— start Entries —

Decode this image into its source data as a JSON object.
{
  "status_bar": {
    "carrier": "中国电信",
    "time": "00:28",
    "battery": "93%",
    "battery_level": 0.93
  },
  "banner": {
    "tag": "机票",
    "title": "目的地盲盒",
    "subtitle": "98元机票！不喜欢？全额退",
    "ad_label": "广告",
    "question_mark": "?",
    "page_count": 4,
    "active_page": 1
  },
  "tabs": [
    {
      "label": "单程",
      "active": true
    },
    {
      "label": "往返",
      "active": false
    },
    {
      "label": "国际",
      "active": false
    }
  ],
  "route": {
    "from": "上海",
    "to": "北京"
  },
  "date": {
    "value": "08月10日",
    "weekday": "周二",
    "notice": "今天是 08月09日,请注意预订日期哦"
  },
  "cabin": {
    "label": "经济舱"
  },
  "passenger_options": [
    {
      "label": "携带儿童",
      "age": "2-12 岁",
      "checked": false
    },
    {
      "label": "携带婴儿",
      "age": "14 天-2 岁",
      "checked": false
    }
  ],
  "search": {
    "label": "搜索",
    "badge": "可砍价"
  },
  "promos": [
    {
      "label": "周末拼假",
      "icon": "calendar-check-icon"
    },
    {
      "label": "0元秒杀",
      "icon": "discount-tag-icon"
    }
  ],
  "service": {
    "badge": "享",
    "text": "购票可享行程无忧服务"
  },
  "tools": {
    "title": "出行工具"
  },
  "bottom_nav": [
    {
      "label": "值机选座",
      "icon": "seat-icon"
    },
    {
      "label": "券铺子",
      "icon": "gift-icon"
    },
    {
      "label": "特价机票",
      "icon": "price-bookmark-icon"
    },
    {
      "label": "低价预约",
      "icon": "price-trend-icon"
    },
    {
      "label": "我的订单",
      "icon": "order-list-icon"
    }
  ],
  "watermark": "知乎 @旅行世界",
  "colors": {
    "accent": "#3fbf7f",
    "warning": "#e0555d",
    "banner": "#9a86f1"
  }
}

— end Entries —

What is being asked:
Check each line above for "icon" and return the ones that have it.

Full answer:
      "icon": "calendar-check-icon"
      "icon": "discount-tag-icon"
      "icon": "seat-icon"
      "icon": "gift-icon"
      "icon": "price-bookmark-icon"
      "icon": "price-trend-icon"
      "icon": "order-list-icon"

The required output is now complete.